WHAT THE EXERCISE ASKS: All entries must be repeated exactly; do not include the pictures.

|---|

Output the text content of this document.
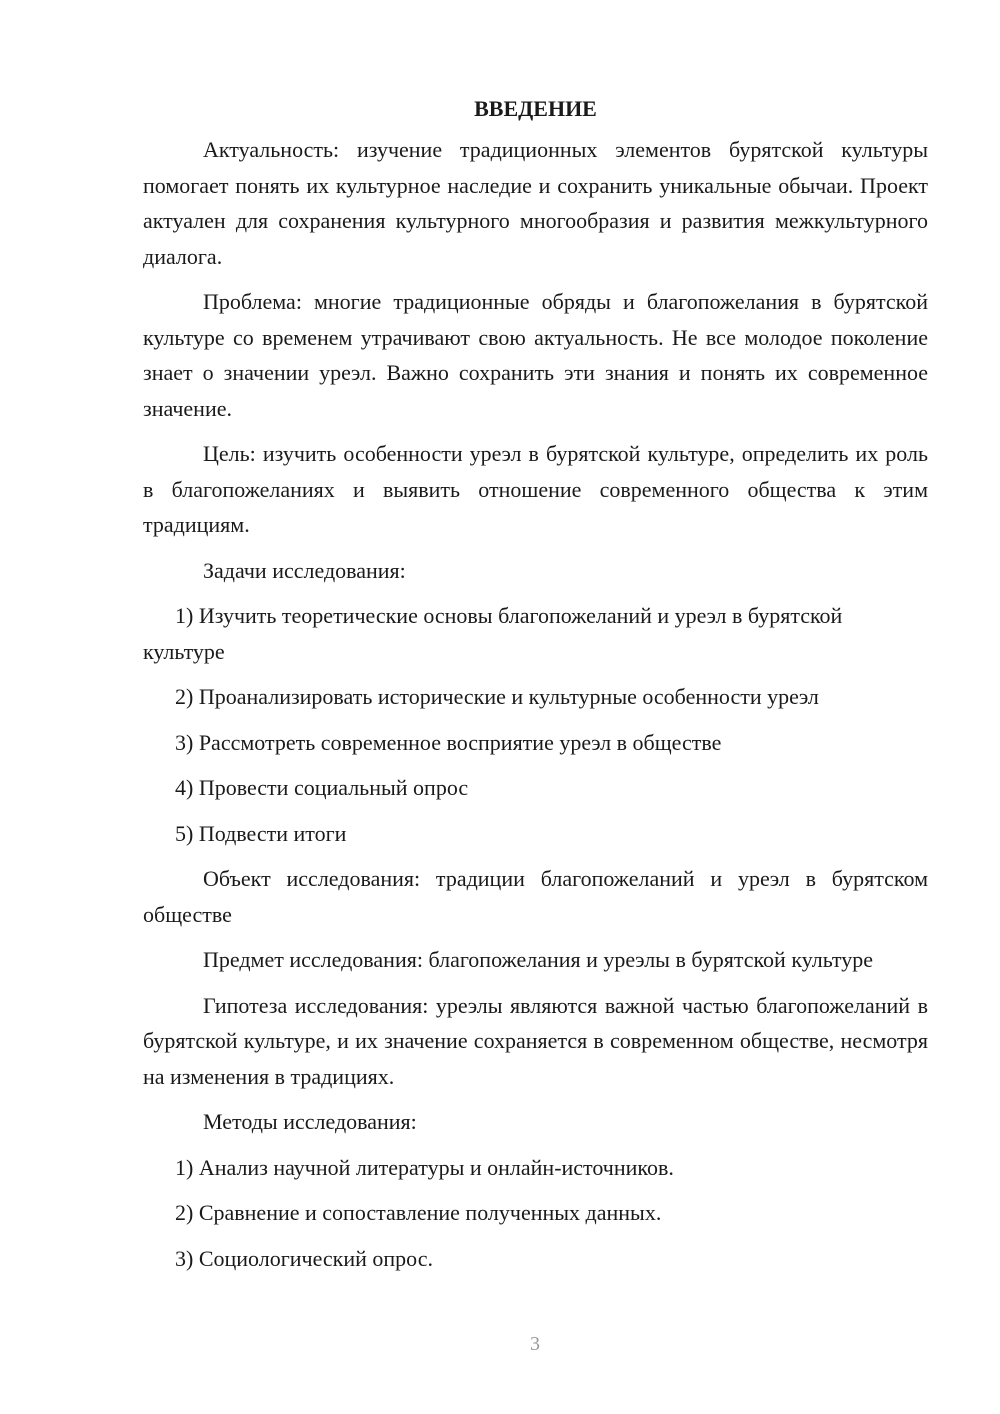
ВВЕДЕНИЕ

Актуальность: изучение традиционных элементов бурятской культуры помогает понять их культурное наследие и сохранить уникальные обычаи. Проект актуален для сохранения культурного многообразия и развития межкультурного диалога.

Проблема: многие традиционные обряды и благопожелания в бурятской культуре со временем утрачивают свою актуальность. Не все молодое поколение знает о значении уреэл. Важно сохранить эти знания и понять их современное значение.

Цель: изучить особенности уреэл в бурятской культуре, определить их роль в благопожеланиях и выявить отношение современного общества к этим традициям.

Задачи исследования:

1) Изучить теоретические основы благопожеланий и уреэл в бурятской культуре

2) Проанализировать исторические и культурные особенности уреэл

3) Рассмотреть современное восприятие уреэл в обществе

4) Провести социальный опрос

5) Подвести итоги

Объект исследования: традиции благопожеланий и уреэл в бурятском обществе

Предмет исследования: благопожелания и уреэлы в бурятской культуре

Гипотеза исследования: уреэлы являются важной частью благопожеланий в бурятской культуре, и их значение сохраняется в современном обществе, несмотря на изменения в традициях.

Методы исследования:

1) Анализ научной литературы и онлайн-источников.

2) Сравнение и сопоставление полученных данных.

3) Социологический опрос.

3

|---|

OUTPUT OF THE EXERCISE:
Output the text content of this document.
ВВЕДЕНИЕ

Актуальность: изучение традиционных элементов бурятской культуры помогает понять их культурное наследие и сохранить уникальные обычаи. Проект актуален для сохранения культурного многообразия и развития межкультурного диалога.

Проблема: многие традиционные обряды и благопожелания в бурятской культуре со временем утрачивают свою актуальность. Не все молодое поколение знает о значении уреэл. Важно сохранить эти знания и понять их современное значение.

Цель: изучить особенности уреэл в бурятской культуре, определить их роль в благопожеланиях и выявить отношение современного общества к этим традициям.

Задачи исследования:

1) Изучить теоретические основы благопожеланий и уреэл в бурятской культуре

2) Проанализировать исторические и культурные особенности уреэл

3) Рассмотреть современное восприятие уреэл в обществе

4) Провести социальный опрос

5) Подвести итоги

Объект исследования: традиции благопожеланий и уреэл в бурятском обществе

Предмет исследования: благопожелания и уреэлы в бурятской культуре

Гипотеза исследования: уреэлы являются важной частью благопожеланий в бурятской культуре, и их значение сохраняется в современном обществе, несмотря на изменения в традициях.

Методы исследования:

1) Анализ научной литературы и онлайн-источников.

2) Сравнение и сопоставление полученных данных.

3) Социологический опрос.

3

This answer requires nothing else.